### Written request
Read the entries below and pull out each line with the string "pascualina".

--- START Source records ---

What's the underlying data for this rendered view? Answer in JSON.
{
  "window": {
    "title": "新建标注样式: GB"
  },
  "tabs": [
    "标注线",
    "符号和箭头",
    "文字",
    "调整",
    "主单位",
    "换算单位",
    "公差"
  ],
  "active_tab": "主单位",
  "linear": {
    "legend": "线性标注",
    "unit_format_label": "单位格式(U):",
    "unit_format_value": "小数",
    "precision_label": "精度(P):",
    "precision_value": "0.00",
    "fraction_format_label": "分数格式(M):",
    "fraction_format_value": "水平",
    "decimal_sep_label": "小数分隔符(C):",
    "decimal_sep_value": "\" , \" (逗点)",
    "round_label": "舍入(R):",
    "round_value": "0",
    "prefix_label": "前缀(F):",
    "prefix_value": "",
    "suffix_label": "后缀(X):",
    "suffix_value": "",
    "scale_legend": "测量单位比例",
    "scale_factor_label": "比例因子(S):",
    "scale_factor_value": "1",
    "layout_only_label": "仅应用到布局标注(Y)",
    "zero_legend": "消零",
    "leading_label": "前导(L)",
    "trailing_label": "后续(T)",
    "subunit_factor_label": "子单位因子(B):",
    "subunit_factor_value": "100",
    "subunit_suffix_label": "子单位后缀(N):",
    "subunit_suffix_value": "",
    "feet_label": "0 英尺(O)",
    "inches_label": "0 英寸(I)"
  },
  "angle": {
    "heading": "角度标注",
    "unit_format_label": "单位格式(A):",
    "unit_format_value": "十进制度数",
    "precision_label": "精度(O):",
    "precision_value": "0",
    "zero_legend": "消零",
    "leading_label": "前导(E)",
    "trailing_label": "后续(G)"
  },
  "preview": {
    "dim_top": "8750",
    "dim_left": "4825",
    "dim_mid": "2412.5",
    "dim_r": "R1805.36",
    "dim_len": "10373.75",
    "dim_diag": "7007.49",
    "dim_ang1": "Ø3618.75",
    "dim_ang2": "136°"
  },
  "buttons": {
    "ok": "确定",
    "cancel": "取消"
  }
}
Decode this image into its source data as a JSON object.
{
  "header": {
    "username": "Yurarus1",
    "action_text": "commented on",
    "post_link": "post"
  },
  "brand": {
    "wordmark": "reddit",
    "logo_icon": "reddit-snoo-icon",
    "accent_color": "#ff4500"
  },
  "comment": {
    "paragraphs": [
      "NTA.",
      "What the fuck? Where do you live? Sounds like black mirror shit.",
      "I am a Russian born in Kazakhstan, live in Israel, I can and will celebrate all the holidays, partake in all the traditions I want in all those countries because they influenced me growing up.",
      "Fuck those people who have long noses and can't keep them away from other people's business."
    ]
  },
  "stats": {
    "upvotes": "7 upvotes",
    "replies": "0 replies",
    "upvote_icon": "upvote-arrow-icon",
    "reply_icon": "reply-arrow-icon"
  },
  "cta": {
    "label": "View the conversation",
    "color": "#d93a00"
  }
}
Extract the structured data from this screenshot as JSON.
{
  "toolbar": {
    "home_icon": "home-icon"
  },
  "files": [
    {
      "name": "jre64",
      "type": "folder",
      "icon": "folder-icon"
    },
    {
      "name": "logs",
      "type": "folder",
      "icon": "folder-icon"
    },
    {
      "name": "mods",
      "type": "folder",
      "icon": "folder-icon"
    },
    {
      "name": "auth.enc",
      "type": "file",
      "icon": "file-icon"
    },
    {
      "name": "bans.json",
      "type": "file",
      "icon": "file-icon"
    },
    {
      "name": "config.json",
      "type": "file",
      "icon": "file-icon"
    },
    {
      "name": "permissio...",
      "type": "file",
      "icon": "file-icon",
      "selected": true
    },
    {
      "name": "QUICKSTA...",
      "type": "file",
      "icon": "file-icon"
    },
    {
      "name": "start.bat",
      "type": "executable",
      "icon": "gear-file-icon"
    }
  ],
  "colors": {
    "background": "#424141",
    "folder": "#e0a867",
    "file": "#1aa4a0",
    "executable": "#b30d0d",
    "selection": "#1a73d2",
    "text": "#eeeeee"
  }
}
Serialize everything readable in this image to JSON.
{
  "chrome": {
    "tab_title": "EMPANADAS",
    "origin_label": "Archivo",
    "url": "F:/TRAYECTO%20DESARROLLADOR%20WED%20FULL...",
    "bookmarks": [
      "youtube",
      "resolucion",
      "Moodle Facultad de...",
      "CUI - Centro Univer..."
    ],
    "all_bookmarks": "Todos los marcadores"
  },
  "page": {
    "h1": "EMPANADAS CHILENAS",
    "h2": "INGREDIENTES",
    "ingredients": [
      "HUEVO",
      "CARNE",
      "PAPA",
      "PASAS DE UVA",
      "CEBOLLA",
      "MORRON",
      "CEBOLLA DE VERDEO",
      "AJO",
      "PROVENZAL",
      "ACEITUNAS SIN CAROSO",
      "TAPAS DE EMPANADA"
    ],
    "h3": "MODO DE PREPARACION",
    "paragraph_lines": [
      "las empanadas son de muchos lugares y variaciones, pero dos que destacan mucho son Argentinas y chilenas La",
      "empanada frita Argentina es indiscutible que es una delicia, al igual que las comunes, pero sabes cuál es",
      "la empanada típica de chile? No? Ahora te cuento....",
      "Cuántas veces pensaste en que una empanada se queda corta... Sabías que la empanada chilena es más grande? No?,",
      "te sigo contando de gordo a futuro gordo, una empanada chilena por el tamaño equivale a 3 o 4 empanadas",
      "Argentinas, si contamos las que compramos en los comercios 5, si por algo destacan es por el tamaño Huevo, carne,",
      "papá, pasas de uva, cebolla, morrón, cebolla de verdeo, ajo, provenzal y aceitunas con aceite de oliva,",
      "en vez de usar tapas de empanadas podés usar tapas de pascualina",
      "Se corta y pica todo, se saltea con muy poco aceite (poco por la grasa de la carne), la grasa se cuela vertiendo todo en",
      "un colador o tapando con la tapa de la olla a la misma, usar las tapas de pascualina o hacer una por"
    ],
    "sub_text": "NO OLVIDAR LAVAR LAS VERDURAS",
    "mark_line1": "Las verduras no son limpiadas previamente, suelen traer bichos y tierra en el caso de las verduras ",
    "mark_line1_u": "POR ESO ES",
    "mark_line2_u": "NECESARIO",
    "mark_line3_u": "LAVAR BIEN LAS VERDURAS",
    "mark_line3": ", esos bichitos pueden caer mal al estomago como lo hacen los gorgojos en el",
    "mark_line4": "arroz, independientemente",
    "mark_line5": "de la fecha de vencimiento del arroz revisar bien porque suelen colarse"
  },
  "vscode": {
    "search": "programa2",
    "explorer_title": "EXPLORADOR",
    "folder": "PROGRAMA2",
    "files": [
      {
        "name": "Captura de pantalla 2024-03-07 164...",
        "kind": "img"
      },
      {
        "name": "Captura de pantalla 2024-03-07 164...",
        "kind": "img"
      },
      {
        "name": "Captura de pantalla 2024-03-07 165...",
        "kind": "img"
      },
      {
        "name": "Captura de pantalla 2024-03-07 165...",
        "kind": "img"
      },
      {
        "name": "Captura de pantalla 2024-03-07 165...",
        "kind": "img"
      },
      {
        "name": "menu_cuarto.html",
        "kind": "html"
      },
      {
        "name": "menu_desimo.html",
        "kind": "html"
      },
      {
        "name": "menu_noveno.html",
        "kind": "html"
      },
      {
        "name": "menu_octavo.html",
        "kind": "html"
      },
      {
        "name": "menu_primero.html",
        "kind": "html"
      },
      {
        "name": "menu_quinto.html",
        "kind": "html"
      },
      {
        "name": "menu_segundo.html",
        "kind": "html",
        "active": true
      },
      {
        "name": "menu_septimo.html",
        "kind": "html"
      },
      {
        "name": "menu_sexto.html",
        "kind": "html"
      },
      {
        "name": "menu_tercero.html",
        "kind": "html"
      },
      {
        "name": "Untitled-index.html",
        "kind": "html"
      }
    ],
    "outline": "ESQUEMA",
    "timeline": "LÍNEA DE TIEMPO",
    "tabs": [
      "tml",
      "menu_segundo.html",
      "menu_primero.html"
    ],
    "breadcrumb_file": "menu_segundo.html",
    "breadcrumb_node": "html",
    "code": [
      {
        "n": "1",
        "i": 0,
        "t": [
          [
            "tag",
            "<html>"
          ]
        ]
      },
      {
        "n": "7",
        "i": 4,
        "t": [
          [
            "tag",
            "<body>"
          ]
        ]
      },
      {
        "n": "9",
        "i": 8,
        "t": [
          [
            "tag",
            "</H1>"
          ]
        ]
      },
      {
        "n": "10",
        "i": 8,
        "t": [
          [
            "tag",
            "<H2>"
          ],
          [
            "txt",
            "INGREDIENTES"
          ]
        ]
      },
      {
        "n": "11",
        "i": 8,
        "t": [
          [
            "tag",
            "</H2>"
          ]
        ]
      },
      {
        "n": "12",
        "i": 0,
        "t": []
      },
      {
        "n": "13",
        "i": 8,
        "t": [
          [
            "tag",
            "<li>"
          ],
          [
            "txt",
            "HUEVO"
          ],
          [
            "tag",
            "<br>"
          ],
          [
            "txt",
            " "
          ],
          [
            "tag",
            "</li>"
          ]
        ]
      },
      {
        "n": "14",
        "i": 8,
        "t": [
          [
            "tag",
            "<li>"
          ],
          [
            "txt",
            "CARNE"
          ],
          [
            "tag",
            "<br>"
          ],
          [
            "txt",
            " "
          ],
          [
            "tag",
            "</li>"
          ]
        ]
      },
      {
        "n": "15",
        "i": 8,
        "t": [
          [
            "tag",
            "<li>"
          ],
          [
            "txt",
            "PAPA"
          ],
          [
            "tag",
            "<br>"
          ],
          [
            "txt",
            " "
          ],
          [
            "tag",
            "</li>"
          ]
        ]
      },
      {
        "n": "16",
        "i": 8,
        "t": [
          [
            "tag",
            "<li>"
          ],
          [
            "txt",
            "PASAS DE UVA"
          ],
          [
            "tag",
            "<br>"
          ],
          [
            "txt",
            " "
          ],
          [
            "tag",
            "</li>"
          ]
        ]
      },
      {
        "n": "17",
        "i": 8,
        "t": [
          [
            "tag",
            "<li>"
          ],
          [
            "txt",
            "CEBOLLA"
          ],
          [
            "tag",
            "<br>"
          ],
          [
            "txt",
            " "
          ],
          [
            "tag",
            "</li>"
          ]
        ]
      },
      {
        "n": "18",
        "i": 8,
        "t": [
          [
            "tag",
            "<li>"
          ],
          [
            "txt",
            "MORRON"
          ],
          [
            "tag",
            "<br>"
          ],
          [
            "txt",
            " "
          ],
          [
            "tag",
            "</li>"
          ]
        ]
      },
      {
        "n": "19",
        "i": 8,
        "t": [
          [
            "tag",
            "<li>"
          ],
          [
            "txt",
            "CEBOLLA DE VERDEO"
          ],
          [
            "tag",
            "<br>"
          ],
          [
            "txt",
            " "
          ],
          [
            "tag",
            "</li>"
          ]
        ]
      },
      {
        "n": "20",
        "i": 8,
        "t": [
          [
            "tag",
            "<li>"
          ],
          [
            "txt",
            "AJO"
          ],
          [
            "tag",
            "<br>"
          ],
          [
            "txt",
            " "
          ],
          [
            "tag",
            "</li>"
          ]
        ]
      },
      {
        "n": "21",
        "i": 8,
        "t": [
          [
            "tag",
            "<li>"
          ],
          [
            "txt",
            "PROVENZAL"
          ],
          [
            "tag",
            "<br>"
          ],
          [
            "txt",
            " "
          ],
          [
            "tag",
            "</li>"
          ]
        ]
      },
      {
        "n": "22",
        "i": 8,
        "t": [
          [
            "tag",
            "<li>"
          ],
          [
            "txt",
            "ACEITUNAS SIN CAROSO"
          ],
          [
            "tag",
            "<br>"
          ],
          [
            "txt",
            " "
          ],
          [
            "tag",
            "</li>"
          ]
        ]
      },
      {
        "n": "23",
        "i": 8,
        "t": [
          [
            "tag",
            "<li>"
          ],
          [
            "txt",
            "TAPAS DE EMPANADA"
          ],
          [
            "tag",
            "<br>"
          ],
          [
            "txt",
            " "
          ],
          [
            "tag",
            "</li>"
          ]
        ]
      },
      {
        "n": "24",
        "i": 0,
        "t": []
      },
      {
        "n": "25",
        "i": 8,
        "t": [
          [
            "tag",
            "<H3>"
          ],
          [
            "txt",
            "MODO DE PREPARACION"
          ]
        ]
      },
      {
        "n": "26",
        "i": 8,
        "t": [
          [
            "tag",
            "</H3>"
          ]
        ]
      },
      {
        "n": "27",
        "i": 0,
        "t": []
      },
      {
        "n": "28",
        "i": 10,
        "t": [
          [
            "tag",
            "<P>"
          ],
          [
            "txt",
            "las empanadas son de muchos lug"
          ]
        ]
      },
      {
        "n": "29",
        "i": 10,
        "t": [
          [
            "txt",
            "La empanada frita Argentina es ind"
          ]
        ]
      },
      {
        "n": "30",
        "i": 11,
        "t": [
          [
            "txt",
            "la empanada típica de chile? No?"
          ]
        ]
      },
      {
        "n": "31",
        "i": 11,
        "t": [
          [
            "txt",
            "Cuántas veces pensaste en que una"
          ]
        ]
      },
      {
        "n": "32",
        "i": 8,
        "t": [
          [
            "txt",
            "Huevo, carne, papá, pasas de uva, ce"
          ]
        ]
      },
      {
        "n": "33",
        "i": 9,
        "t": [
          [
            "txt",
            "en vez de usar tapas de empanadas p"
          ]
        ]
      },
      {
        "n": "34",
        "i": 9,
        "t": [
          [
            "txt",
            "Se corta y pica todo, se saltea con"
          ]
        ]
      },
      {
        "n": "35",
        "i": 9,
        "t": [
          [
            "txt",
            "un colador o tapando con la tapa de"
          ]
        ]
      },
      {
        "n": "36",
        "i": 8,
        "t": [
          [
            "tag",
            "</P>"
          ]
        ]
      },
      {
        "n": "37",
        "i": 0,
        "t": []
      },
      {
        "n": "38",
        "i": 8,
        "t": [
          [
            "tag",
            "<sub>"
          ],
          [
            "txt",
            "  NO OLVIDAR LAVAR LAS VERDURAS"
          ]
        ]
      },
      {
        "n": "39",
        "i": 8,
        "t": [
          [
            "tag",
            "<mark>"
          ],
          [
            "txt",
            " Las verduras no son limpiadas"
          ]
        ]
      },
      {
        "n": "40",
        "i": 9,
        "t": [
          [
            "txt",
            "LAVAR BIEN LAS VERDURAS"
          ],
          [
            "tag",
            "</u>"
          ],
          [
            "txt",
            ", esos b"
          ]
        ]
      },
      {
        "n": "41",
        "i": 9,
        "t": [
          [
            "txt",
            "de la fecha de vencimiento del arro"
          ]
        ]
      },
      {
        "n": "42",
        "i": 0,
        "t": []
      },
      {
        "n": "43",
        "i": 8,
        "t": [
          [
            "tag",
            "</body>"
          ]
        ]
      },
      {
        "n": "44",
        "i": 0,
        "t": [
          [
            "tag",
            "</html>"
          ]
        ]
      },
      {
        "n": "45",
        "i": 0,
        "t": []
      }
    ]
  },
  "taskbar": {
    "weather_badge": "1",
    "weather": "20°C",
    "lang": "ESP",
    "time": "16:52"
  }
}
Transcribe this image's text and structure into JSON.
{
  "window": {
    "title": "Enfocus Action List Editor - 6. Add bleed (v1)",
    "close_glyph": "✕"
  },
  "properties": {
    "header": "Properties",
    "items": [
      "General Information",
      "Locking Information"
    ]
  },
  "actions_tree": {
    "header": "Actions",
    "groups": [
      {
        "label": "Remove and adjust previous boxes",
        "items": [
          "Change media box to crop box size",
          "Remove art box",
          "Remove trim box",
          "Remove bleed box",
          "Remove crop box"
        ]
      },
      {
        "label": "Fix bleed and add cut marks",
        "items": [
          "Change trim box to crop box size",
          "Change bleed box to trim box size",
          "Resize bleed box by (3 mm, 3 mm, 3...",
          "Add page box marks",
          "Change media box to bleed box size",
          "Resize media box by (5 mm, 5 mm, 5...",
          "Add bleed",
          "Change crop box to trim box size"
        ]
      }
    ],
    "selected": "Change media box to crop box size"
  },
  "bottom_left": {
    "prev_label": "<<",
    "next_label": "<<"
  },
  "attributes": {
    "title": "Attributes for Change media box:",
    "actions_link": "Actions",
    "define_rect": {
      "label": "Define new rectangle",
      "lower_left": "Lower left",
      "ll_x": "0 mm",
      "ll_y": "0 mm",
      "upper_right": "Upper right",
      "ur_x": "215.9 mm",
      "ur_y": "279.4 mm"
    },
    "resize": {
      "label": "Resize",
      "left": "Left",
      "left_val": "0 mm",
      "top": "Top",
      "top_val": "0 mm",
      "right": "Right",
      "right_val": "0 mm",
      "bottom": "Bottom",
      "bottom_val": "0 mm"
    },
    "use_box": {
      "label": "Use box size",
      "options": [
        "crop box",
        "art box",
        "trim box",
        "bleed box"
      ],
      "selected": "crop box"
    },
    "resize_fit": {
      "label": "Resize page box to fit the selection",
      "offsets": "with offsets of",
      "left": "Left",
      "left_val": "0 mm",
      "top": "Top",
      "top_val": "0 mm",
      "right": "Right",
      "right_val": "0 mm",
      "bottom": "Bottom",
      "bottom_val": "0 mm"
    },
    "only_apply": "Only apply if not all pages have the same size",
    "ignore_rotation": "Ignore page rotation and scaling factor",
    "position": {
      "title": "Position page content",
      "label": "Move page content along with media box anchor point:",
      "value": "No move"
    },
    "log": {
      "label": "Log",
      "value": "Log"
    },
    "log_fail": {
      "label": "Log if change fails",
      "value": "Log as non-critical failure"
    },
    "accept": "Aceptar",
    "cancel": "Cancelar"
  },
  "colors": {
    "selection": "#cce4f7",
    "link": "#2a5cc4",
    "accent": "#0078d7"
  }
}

--- END Source records ---

### Full solution
      "en vez de usar tapas de empanadas podés usar tapas de pascualina",
      "un colador o tapando con la tapa de la olla a la misma, usar las tapas de pascualina o hacer una por"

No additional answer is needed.